Restate all of the data exactly.

Rows from a figure dataset:
******
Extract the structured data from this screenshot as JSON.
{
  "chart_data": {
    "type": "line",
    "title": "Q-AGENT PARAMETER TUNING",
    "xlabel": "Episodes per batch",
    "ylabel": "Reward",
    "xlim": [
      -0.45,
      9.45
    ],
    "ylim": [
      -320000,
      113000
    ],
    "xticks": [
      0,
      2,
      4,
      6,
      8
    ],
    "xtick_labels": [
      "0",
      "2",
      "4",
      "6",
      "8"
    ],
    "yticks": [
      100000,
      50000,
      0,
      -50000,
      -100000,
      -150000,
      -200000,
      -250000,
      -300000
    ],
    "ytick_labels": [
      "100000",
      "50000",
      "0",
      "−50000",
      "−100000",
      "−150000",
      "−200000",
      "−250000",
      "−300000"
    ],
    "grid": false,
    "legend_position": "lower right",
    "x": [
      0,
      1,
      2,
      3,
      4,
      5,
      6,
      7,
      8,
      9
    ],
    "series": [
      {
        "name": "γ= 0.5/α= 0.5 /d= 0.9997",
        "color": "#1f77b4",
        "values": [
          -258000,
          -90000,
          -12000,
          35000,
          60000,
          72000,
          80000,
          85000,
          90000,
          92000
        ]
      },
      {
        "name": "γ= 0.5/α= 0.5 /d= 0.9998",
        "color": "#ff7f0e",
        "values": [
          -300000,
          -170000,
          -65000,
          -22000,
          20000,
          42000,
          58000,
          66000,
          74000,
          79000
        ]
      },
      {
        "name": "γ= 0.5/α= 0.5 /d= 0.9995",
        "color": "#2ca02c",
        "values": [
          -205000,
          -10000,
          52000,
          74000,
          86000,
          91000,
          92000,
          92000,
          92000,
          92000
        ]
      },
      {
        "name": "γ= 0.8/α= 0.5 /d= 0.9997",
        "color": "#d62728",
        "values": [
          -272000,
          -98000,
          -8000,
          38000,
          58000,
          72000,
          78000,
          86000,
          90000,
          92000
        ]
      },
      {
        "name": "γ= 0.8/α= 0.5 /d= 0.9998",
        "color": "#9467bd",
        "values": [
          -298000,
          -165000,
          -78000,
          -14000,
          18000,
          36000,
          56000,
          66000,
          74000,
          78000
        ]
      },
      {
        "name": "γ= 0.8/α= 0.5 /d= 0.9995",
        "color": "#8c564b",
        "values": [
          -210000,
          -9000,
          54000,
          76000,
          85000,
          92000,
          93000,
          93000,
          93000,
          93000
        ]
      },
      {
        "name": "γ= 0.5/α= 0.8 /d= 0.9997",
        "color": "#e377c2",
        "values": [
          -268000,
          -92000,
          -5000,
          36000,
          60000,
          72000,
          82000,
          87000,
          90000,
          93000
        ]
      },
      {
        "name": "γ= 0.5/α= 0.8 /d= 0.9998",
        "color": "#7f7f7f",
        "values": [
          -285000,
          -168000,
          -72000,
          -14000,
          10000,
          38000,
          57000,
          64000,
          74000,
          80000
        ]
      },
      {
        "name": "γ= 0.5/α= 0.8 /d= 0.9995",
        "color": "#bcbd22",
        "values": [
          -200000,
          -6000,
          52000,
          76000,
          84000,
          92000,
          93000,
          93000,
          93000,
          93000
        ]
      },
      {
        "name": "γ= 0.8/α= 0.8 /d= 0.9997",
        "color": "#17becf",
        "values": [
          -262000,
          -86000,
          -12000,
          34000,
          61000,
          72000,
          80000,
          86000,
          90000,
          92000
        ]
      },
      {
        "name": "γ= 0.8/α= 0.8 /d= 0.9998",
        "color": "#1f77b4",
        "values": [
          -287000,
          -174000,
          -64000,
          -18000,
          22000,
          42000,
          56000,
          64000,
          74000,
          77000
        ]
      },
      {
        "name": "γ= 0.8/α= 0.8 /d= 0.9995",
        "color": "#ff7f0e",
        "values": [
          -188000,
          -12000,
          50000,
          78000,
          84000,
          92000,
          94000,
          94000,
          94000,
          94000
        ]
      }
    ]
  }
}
******
* _RESPONSE_:
Extract the structured data from this screenshot as JSON.
{
  "chart_data": {
    "type": "line",
    "title": "Q-AGENT PARAMETER TUNING",
    "xlabel": "Episodes per batch",
    "ylabel": "Reward",
    "xlim": [
      -0.45,
      9.45
    ],
    "ylim": [
      -320000,
      113000
    ],
    "xticks": [
      0,
      2,
      4,
      6,
      8
    ],
    "xtick_labels": [
      "0",
      "2",
      "4",
      "6",
      "8"
    ],
    "yticks": [
      100000,
      50000,
      0,
      -50000,
      -100000,
      -150000,
      -200000,
      -250000,
      -300000
    ],
    "ytick_labels": [
      "100000",
      "50000",
      "0",
      "−50000",
      "−100000",
      "−150000",
      "−200000",
      "−250000",
      "−300000"
    ],
    "grid": false,
    "legend_position": "lower right",
    "x": [
      0,
      1,
      2,
      3,
      4,
      5,
      6,
      7,
      8,
      9
    ],
    "series": [
      {
        "name": "γ= 0.5/α= 0.5 /d= 0.9997",
        "color": "#1f77b4",
        "values": [
          -258000,
          -90000,
          -12000,
          35000,
          60000,
          72000,
          80000,
          85000,
          90000,
          92000
        ]
      },
      {
        "name": "γ= 0.5/α= 0.5 /d= 0.9998",
        "color": "#ff7f0e",
        "values": [
          -300000,
          -170000,
          -65000,
          -22000,
          20000,
          42000,
          58000,
          66000,
          74000,
          79000
        ]
      },
      {
        "name": "γ= 0.5/α= 0.5 /d= 0.9995",
        "color": "#2ca02c",
        "values": [
          -205000,
          -10000,
          52000,
          74000,
          86000,
          91000,
          92000,
          92000,
          92000,
          92000
        ]
      },
      {
        "name": "γ= 0.8/α= 0.5 /d= 0.9997",
        "color": "#d62728",
        "values": [
          -272000,
          -98000,
          -8000,
          38000,
          58000,
          72000,
          78000,
          86000,
          90000,
          92000
        ]
      },
      {
        "name": "γ= 0.8/α= 0.5 /d= 0.9998",
        "color": "#9467bd",
        "values": [
          -298000,
          -165000,
          -78000,
          -14000,
          18000,
          36000,
          56000,
          66000,
          74000,
          78000
        ]
      },
      {
        "name": "γ= 0.8/α= 0.5 /d= 0.9995",
        "color": "#8c564b",
        "values": [
          -210000,
          -9000,
          54000,
          76000,
          85000,
          92000,
          93000,
          93000,
          93000,
          93000
        ]
      },
      {
        "name": "γ= 0.5/α= 0.8 /d= 0.9997",
        "color": "#e377c2",
        "values": [
          -268000,
          -92000,
          -5000,
          36000,
          60000,
          72000,
          82000,
          87000,
          90000,
          93000
        ]
      },
      {
        "name": "γ= 0.5/α= 0.8 /d= 0.9998",
        "color": "#7f7f7f",
        "values": [
          -285000,
          -168000,
          -72000,
          -14000,
          10000,
          38000,
          57000,
          64000,
          74000,
          80000
        ]
      },
      {
        "name": "γ= 0.5/α= 0.8 /d= 0.9995",
        "color": "#bcbd22",
        "values": [
          -200000,
          -6000,
          52000,
          76000,
          84000,
          92000,
          93000,
          93000,
          93000,
          93000
        ]
      },
      {
        "name": "γ= 0.8/α= 0.8 /d= 0.9997",
        "color": "#17becf",
        "values": [
          -262000,
          -86000,
          -12000,
          34000,
          61000,
          72000,
          80000,
          86000,
          90000,
          92000
        ]
      },
      {
        "name": "γ= 0.8/α= 0.8 /d= 0.9998",
        "color": "#1f77b4",
        "values": [
          -287000,
          -174000,
          -64000,
          -18000,
          22000,
          42000,
          56000,
          64000,
          74000,
          77000
        ]
      },
      {
        "name": "γ= 0.8/α= 0.8 /d= 0.9995",
        "color": "#ff7f0e",
        "values": [
          -188000,
          -12000,
          50000,
          78000,
          84000,
          92000,
          94000,
          94000,
          94000,
          94000
        ]
      }
    ]
  }
}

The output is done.